## To be done
Skip the pictures. Reproduce all other material exactly.
*** Data excerpts ***
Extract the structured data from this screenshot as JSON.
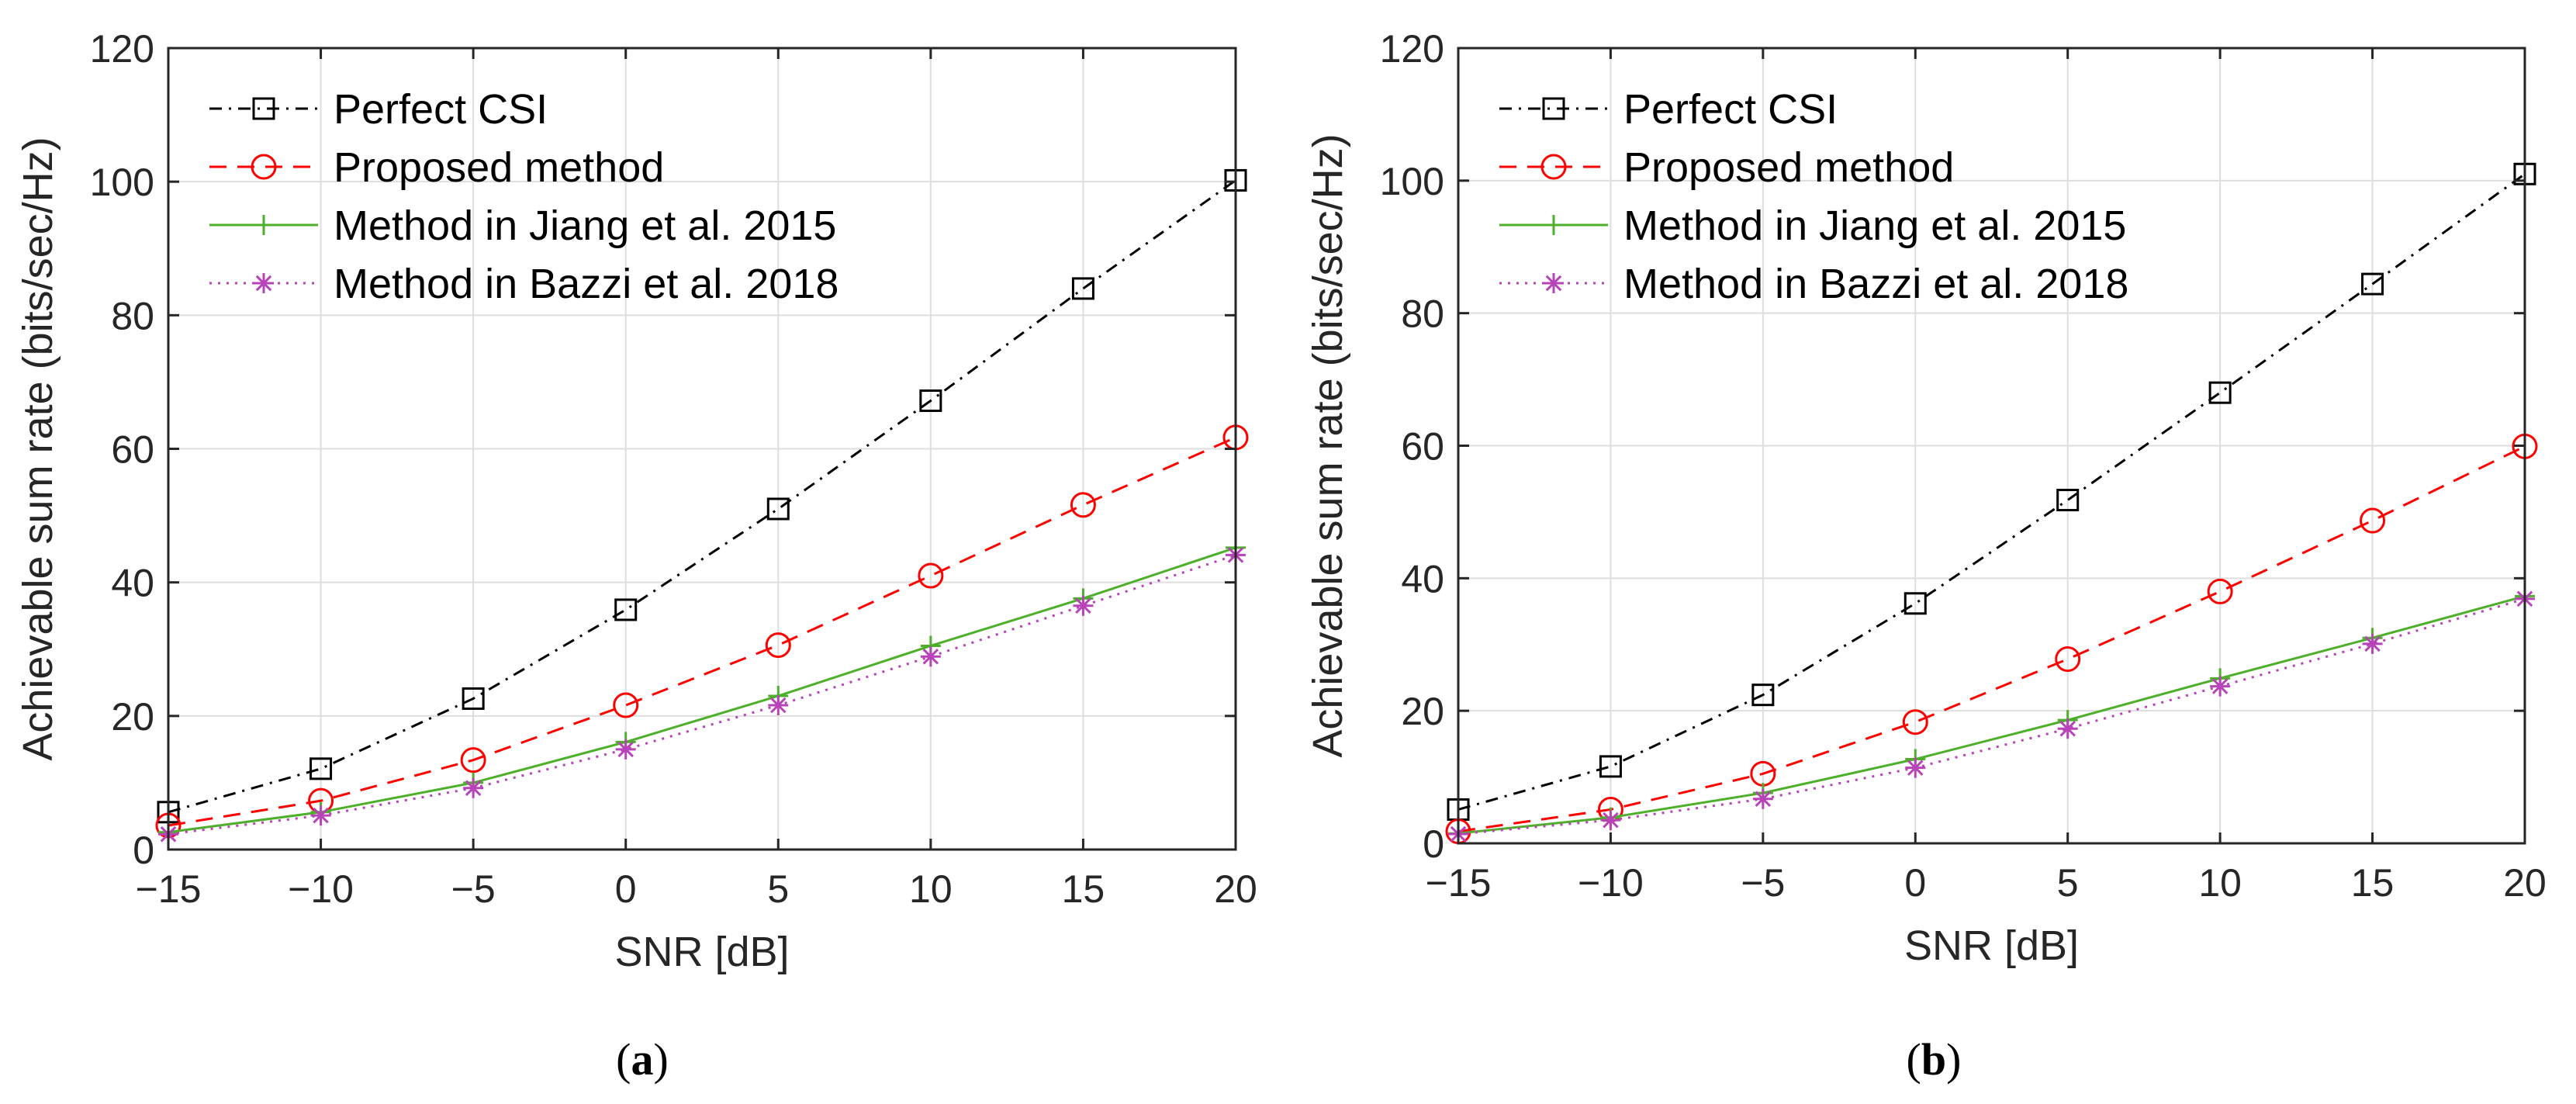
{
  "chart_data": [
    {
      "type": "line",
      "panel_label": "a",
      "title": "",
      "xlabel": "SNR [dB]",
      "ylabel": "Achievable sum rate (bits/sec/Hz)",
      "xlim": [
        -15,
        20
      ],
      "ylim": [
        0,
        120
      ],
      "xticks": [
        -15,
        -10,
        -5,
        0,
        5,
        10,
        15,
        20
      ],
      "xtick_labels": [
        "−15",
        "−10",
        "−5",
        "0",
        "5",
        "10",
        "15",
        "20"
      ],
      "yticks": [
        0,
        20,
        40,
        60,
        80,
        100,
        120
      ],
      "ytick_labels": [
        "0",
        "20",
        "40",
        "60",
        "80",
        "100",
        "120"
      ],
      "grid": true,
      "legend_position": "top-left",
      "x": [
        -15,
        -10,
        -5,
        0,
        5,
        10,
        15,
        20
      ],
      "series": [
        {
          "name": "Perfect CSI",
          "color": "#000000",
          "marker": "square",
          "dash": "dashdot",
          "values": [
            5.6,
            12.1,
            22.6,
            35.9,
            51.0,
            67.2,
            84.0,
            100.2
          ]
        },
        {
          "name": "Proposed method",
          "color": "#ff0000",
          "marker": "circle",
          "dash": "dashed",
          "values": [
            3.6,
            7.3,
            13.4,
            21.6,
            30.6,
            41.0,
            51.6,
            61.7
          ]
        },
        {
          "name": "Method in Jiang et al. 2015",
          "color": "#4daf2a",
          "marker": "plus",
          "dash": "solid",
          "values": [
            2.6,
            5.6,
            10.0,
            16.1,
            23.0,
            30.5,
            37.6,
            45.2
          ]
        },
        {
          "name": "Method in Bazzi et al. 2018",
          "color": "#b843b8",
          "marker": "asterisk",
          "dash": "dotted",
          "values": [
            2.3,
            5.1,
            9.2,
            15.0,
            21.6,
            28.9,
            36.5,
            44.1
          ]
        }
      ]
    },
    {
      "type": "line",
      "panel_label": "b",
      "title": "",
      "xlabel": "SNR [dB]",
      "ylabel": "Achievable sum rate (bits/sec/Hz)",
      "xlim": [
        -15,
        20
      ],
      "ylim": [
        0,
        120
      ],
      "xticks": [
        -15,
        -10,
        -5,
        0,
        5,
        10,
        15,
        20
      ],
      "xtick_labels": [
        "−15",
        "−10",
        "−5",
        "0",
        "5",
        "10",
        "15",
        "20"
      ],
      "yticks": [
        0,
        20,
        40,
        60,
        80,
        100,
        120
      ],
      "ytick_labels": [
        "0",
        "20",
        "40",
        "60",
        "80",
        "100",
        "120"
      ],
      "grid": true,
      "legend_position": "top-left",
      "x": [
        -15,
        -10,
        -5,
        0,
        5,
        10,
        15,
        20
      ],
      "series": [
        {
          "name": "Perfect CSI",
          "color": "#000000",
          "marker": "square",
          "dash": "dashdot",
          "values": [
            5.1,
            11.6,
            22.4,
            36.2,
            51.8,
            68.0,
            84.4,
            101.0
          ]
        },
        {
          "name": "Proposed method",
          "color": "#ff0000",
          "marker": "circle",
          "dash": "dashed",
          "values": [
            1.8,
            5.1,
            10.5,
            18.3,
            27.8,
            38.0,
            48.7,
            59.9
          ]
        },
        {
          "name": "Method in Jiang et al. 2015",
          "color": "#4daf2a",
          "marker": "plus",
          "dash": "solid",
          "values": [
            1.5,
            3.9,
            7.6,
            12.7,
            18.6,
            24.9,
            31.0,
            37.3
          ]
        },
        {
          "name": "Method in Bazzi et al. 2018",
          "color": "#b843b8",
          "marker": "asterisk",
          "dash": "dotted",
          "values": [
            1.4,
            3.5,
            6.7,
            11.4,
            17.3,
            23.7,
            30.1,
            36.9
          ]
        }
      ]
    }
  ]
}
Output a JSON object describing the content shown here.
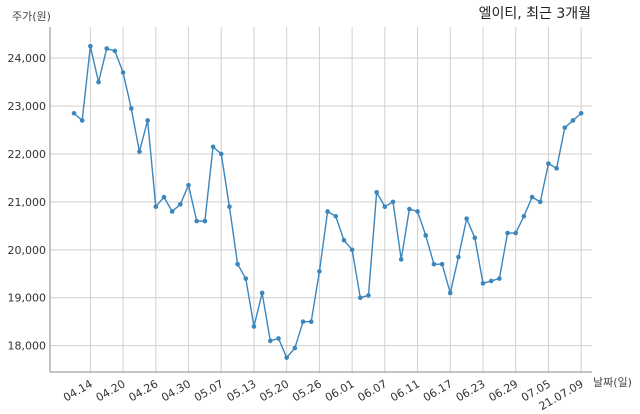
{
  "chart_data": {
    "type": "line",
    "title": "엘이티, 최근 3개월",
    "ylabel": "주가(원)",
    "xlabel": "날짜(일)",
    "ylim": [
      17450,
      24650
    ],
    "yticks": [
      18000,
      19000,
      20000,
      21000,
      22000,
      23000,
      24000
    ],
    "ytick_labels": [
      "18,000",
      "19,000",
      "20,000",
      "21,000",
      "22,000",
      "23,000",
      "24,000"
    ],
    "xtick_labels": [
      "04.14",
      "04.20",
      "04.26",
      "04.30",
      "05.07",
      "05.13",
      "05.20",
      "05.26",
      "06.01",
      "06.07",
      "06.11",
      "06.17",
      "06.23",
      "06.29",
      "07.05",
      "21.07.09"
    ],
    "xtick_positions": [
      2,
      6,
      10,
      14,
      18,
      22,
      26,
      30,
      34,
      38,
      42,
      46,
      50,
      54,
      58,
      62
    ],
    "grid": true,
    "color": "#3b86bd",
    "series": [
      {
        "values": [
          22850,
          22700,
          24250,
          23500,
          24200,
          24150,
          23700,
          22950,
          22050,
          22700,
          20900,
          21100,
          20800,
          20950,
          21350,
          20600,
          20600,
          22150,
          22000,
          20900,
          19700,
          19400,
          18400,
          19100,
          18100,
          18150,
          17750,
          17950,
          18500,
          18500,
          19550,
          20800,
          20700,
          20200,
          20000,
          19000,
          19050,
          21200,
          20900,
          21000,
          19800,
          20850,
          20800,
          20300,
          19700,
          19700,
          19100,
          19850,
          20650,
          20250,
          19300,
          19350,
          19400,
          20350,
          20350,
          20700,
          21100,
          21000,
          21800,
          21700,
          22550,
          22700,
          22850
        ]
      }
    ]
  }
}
***
## Completed exercise
Extract the structured data from this screenshot as JSON.
{
  "chart_data": [
    {
      "type": "line",
      "panel_label": "a",
      "title": "",
      "xlabel": "SNR [dB]",
      "ylabel": "Achievable sum rate (bits/sec/Hz)",
      "xlim": [
        -15,
        20
      ],
      "ylim": [
        0,
        120
      ],
      "xticks": [
        -15,
        -10,
        -5,
        0,
        5,
        10,
        15,
        20
      ],
      "xtick_labels": [
        "−15",
        "−10",
        "−5",
        "0",
        "5",
        "10",
        "15",
        "20"
      ],
      "yticks": [
        0,
        20,
        40,
        60,
        80,
        100,
        120
      ],
      "ytick_labels": [
        "0",
        "20",
        "40",
        "60",
        "80",
        "100",
        "120"
      ],
      "grid": true,
      "legend_position": "top-left",
      "x": [
        -15,
        -10,
        -5,
        0,
        5,
        10,
        15,
        20
      ],
      "series": [
        {
          "name": "Perfect CSI",
          "color": "#000000",
          "marker": "square",
          "dash": "dashdot",
          "values": [
            5.6,
            12.1,
            22.6,
            35.9,
            51.0,
            67.2,
            84.0,
            100.2
          ]
        },
        {
          "name": "Proposed method",
          "color": "#ff0000",
          "marker": "circle",
          "dash": "dashed",
          "values": [
            3.6,
            7.3,
            13.4,
            21.6,
            30.6,
            41.0,
            51.6,
            61.7
          ]
        },
        {
          "name": "Method in Jiang et al. 2015",
          "color": "#4daf2a",
          "marker": "plus",
          "dash": "solid",
          "values": [
            2.6,
            5.6,
            10.0,
            16.1,
            23.0,
            30.5,
            37.6,
            45.2
          ]
        },
        {
          "name": "Method in Bazzi et al. 2018",
          "color": "#b843b8",
          "marker": "asterisk",
          "dash": "dotted",
          "values": [
            2.3,
            5.1,
            9.2,
            15.0,
            21.6,
            28.9,
            36.5,
            44.1
          ]
        }
      ]
    },
    {
      "type": "line",
      "panel_label": "b",
      "title": "",
      "xlabel": "SNR [dB]",
      "ylabel": "Achievable sum rate (bits/sec/Hz)",
      "xlim": [
        -15,
        20
      ],
      "ylim": [
        0,
        120
      ],
      "xticks": [
        -15,
        -10,
        -5,
        0,
        5,
        10,
        15,
        20
      ],
      "xtick_labels": [
        "−15",
        "−10",
        "−5",
        "0",
        "5",
        "10",
        "15",
        "20"
      ],
      "yticks": [
        0,
        20,
        40,
        60,
        80,
        100,
        120
      ],
      "ytick_labels": [
        "0",
        "20",
        "40",
        "60",
        "80",
        "100",
        "120"
      ],
      "grid": true,
      "legend_position": "top-left",
      "x": [
        -15,
        -10,
        -5,
        0,
        5,
        10,
        15,
        20
      ],
      "series": [
        {
          "name": "Perfect CSI",
          "color": "#000000",
          "marker": "square",
          "dash": "dashdot",
          "values": [
            5.1,
            11.6,
            22.4,
            36.2,
            51.8,
            68.0,
            84.4,
            101.0
          ]
        },
        {
          "name": "Proposed method",
          "color": "#ff0000",
          "marker": "circle",
          "dash": "dashed",
          "values": [
            1.8,
            5.1,
            10.5,
            18.3,
            27.8,
            38.0,
            48.7,
            59.9
          ]
        },
        {
          "name": "Method in Jiang et al. 2015",
          "color": "#4daf2a",
          "marker": "plus",
          "dash": "solid",
          "values": [
            1.5,
            3.9,
            7.6,
            12.7,
            18.6,
            24.9,
            31.0,
            37.3
          ]
        },
        {
          "name": "Method in Bazzi et al. 2018",
          "color": "#b843b8",
          "marker": "asterisk",
          "dash": "dotted",
          "values": [
            1.4,
            3.5,
            6.7,
            11.4,
            17.3,
            23.7,
            30.1,
            36.9
          ]
        }
      ]
    }
  ]
}
Output a JSON object describing the content shown here.
{
  "chart_data": {
    "type": "line",
    "title": "엘이티, 최근 3개월",
    "ylabel": "주가(원)",
    "xlabel": "날짜(일)",
    "ylim": [
      17450,
      24650
    ],
    "yticks": [
      18000,
      19000,
      20000,
      21000,
      22000,
      23000,
      24000
    ],
    "ytick_labels": [
      "18,000",
      "19,000",
      "20,000",
      "21,000",
      "22,000",
      "23,000",
      "24,000"
    ],
    "xtick_labels": [
      "04.14",
      "04.20",
      "04.26",
      "04.30",
      "05.07",
      "05.13",
      "05.20",
      "05.26",
      "06.01",
      "06.07",
      "06.11",
      "06.17",
      "06.23",
      "06.29",
      "07.05",
      "21.07.09"
    ],
    "xtick_positions": [
      2,
      6,
      10,
      14,
      18,
      22,
      26,
      30,
      34,
      38,
      42,
      46,
      50,
      54,
      58,
      62
    ],
    "grid": true,
    "color": "#3b86bd",
    "series": [
      {
        "values": [
          22850,
          22700,
          24250,
          23500,
          24200,
          24150,
          23700,
          22950,
          22050,
          22700,
          20900,
          21100,
          20800,
          20950,
          21350,
          20600,
          20600,
          22150,
          22000,
          20900,
          19700,
          19400,
          18400,
          19100,
          18100,
          18150,
          17750,
          17950,
          18500,
          18500,
          19550,
          20800,
          20700,
          20200,
          20000,
          19000,
          19050,
          21200,
          20900,
          21000,
          19800,
          20850,
          20800,
          20300,
          19700,
          19700,
          19100,
          19850,
          20650,
          20250,
          19300,
          19350,
          19400,
          20350,
          20350,
          20700,
          21100,
          21000,
          21800,
          21700,
          22550,
          22700,
          22850
        ]
      }
    ]
  }
}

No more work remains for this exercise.